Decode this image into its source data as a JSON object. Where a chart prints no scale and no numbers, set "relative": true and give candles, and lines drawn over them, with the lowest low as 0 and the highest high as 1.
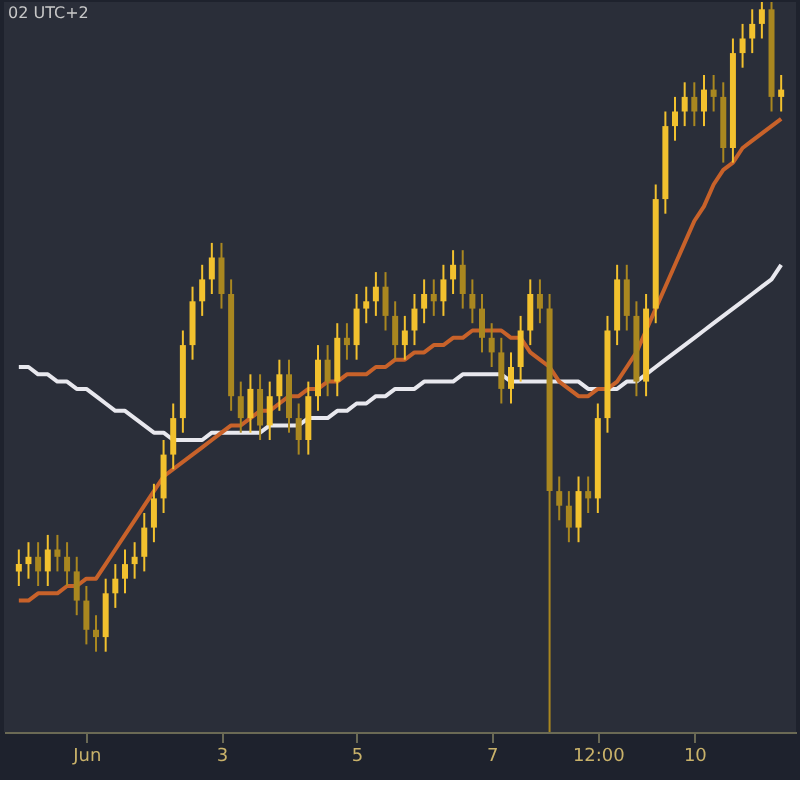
{
  "chart_data": {
    "type": "candlestick",
    "relative": true,
    "colors": [
      "#f2c12e",
      "#f2c12e",
      "#a98720",
      "#f2c12e",
      "#a98720",
      "#a98720",
      "#a98720",
      "#a98720",
      "#a98720",
      "#f2c12e",
      "#f2c12e",
      "#f2c12e",
      "#f2c12e",
      "#f2c12e",
      "#f2c12e",
      "#f2c12e",
      "#f2c12e",
      "#f2c12e",
      "#f2c12e",
      "#f2c12e",
      "#f2c12e",
      "#a98720",
      "#a98720",
      "#a98720",
      "#f2c12e",
      "#a98720",
      "#f2c12e",
      "#f2c12e",
      "#a98720",
      "#a98720",
      "#f2c12e",
      "#f2c12e",
      "#a98720",
      "#f2c12e",
      "#a98720",
      "#f2c12e",
      "#f2c12e",
      "#f2c12e",
      "#a98720",
      "#a98720",
      "#f2c12e",
      "#f2c12e",
      "#f2c12e",
      "#a98720",
      "#f2c12e",
      "#f2c12e",
      "#a98720",
      "#a98720",
      "#a98720",
      "#a98720",
      "#a98720",
      "#f2c12e",
      "#f2c12e",
      "#f2c12e",
      "#a98720",
      "#a98720",
      "#a98720",
      "#a98720",
      "#f2c12e",
      "#a98720",
      "#f2c12e",
      "#f2c12e",
      "#f2c12e",
      "#a98720",
      "#a98720",
      "#f2c12e",
      "#f2c12e",
      "#f2c12e",
      "#f2c12e",
      "#f2c12e",
      "#a98720",
      "#f2c12e",
      "#a98720",
      "#a98720",
      "#f2c12e",
      "#f2c12e",
      "#f2c12e",
      "#f2c12e",
      "#a98720",
      "#f2c12e"
    ],
    "annotations": [
      "02 UTC+2"
    ],
    "categories": [
      null,
      null,
      null,
      null,
      null,
      null,
      null,
      "Jun",
      null,
      null,
      null,
      null,
      null,
      null,
      null,
      null,
      null,
      null,
      null,
      null,
      null,
      "3",
      null,
      null,
      null,
      null,
      null,
      null,
      null,
      null,
      null,
      null,
      null,
      null,
      null,
      "5",
      null,
      null,
      null,
      null,
      null,
      null,
      null,
      null,
      null,
      null,
      null,
      null,
      null,
      "7",
      null,
      null,
      null,
      null,
      null,
      null,
      null,
      null,
      null,
      null,
      "12:00",
      null,
      null,
      null,
      null,
      null,
      null,
      null,
      null,
      null,
      "10",
      null,
      null,
      null,
      null,
      null,
      null,
      null,
      null,
      null
    ],
    "ohlc": [
      [
        0.22,
        0.25,
        0.2,
        0.23
      ],
      [
        0.23,
        0.26,
        0.21,
        0.24
      ],
      [
        0.24,
        0.26,
        0.2,
        0.22
      ],
      [
        0.22,
        0.27,
        0.2,
        0.25
      ],
      [
        0.25,
        0.27,
        0.22,
        0.24
      ],
      [
        0.24,
        0.26,
        0.2,
        0.22
      ],
      [
        0.22,
        0.24,
        0.16,
        0.18
      ],
      [
        0.18,
        0.2,
        0.12,
        0.14
      ],
      [
        0.14,
        0.16,
        0.11,
        0.13
      ],
      [
        0.13,
        0.21,
        0.11,
        0.19
      ],
      [
        0.19,
        0.23,
        0.17,
        0.21
      ],
      [
        0.21,
        0.25,
        0.19,
        0.23
      ],
      [
        0.23,
        0.26,
        0.21,
        0.24
      ],
      [
        0.24,
        0.3,
        0.22,
        0.28
      ],
      [
        0.28,
        0.34,
        0.26,
        0.32
      ],
      [
        0.32,
        0.4,
        0.3,
        0.38
      ],
      [
        0.38,
        0.45,
        0.36,
        0.43
      ],
      [
        0.43,
        0.55,
        0.41,
        0.53
      ],
      [
        0.53,
        0.61,
        0.51,
        0.59
      ],
      [
        0.59,
        0.64,
        0.57,
        0.62
      ],
      [
        0.62,
        0.67,
        0.6,
        0.65
      ],
      [
        0.65,
        0.67,
        0.58,
        0.6
      ],
      [
        0.6,
        0.62,
        0.44,
        0.46
      ],
      [
        0.46,
        0.48,
        0.41,
        0.43
      ],
      [
        0.43,
        0.49,
        0.41,
        0.47
      ],
      [
        0.47,
        0.49,
        0.4,
        0.42
      ],
      [
        0.42,
        0.48,
        0.4,
        0.46
      ],
      [
        0.46,
        0.51,
        0.44,
        0.49
      ],
      [
        0.49,
        0.51,
        0.41,
        0.43
      ],
      [
        0.43,
        0.45,
        0.38,
        0.4
      ],
      [
        0.4,
        0.48,
        0.38,
        0.46
      ],
      [
        0.46,
        0.53,
        0.44,
        0.51
      ],
      [
        0.51,
        0.53,
        0.46,
        0.48
      ],
      [
        0.48,
        0.56,
        0.46,
        0.54
      ],
      [
        0.54,
        0.56,
        0.51,
        0.53
      ],
      [
        0.53,
        0.6,
        0.51,
        0.58
      ],
      [
        0.58,
        0.61,
        0.56,
        0.59
      ],
      [
        0.59,
        0.63,
        0.57,
        0.61
      ],
      [
        0.61,
        0.63,
        0.55,
        0.57
      ],
      [
        0.57,
        0.59,
        0.51,
        0.53
      ],
      [
        0.53,
        0.57,
        0.51,
        0.55
      ],
      [
        0.55,
        0.6,
        0.53,
        0.58
      ],
      [
        0.58,
        0.62,
        0.56,
        0.6
      ],
      [
        0.6,
        0.62,
        0.57,
        0.59
      ],
      [
        0.59,
        0.64,
        0.57,
        0.62
      ],
      [
        0.62,
        0.66,
        0.6,
        0.64
      ],
      [
        0.64,
        0.66,
        0.58,
        0.6
      ],
      [
        0.6,
        0.62,
        0.56,
        0.58
      ],
      [
        0.58,
        0.6,
        0.52,
        0.54
      ],
      [
        0.54,
        0.56,
        0.5,
        0.52
      ],
      [
        0.52,
        0.54,
        0.45,
        0.47
      ],
      [
        0.47,
        0.52,
        0.45,
        0.5
      ],
      [
        0.5,
        0.57,
        0.48,
        0.55
      ],
      [
        0.55,
        0.62,
        0.53,
        0.6
      ],
      [
        0.6,
        0.62,
        0.56,
        0.58
      ],
      [
        0.58,
        0.6,
        0.0,
        0.33
      ],
      [
        0.33,
        0.35,
        0.29,
        0.31
      ],
      [
        0.31,
        0.33,
        0.26,
        0.28
      ],
      [
        0.28,
        0.35,
        0.26,
        0.33
      ],
      [
        0.33,
        0.35,
        0.3,
        0.32
      ],
      [
        0.32,
        0.45,
        0.3,
        0.43
      ],
      [
        0.43,
        0.57,
        0.41,
        0.55
      ],
      [
        0.55,
        0.64,
        0.53,
        0.62
      ],
      [
        0.62,
        0.64,
        0.55,
        0.57
      ],
      [
        0.57,
        0.59,
        0.46,
        0.48
      ],
      [
        0.48,
        0.6,
        0.46,
        0.58
      ],
      [
        0.58,
        0.75,
        0.56,
        0.73
      ],
      [
        0.73,
        0.85,
        0.71,
        0.83
      ],
      [
        0.83,
        0.87,
        0.81,
        0.85
      ],
      [
        0.85,
        0.89,
        0.83,
        0.87
      ],
      [
        0.87,
        0.89,
        0.83,
        0.85
      ],
      [
        0.85,
        0.9,
        0.83,
        0.88
      ],
      [
        0.88,
        0.9,
        0.85,
        0.87
      ],
      [
        0.87,
        0.89,
        0.78,
        0.8
      ],
      [
        0.8,
        0.95,
        0.78,
        0.93
      ],
      [
        0.93,
        0.97,
        0.91,
        0.95
      ],
      [
        0.95,
        0.99,
        0.93,
        0.97
      ],
      [
        0.97,
        1.0,
        0.95,
        0.99
      ],
      [
        0.99,
        1.0,
        0.85,
        0.87
      ],
      [
        0.87,
        0.9,
        0.85,
        0.88
      ]
    ],
    "series": [
      {
        "type": "line",
        "color": "#e8e8ee",
        "values": [
          0.5,
          0.5,
          0.49,
          0.49,
          0.48,
          0.48,
          0.47,
          0.47,
          0.46,
          0.45,
          0.44,
          0.44,
          0.43,
          0.42,
          0.41,
          0.41,
          0.4,
          0.4,
          0.4,
          0.4,
          0.41,
          0.41,
          0.41,
          0.41,
          0.41,
          0.41,
          0.42,
          0.42,
          0.42,
          0.42,
          0.43,
          0.43,
          0.43,
          0.44,
          0.44,
          0.45,
          0.45,
          0.46,
          0.46,
          0.47,
          0.47,
          0.47,
          0.48,
          0.48,
          0.48,
          0.48,
          0.49,
          0.49,
          0.49,
          0.49,
          0.49,
          0.48,
          0.48,
          0.48,
          0.48,
          0.48,
          0.48,
          0.48,
          0.48,
          0.47,
          0.47,
          0.47,
          0.47,
          0.48,
          0.48,
          0.49,
          0.5,
          0.51,
          0.52,
          0.53,
          0.54,
          0.55,
          0.56,
          0.57,
          0.58,
          0.59,
          0.6,
          0.61,
          0.62,
          0.64
        ]
      },
      {
        "type": "line",
        "color": "#c8622a",
        "values": [
          0.18,
          0.18,
          0.19,
          0.19,
          0.19,
          0.2,
          0.2,
          0.21,
          0.21,
          0.23,
          0.25,
          0.27,
          0.29,
          0.31,
          0.33,
          0.35,
          0.36,
          0.37,
          0.38,
          0.39,
          0.4,
          0.41,
          0.42,
          0.42,
          0.43,
          0.44,
          0.44,
          0.45,
          0.46,
          0.46,
          0.47,
          0.47,
          0.48,
          0.48,
          0.49,
          0.49,
          0.49,
          0.5,
          0.5,
          0.51,
          0.51,
          0.52,
          0.52,
          0.53,
          0.53,
          0.54,
          0.54,
          0.55,
          0.55,
          0.55,
          0.55,
          0.54,
          0.54,
          0.52,
          0.51,
          0.5,
          0.48,
          0.47,
          0.46,
          0.46,
          0.47,
          0.47,
          0.48,
          0.5,
          0.52,
          0.55,
          0.58,
          0.61,
          0.64,
          0.67,
          0.7,
          0.72,
          0.75,
          0.77,
          0.78,
          0.8,
          0.81,
          0.82,
          0.83,
          0.84
        ]
      }
    ]
  }
}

> Exercise
Where a line in the entries holds "relative", copy that line.

> Exercise output
Decode this image into its source data as a JSON object. Where a chart prints no scale and no numbers, set "relative": true and give candles, and lines drawn over them, with the lowest low as 0 and the highest high as 1.
    "relative": true,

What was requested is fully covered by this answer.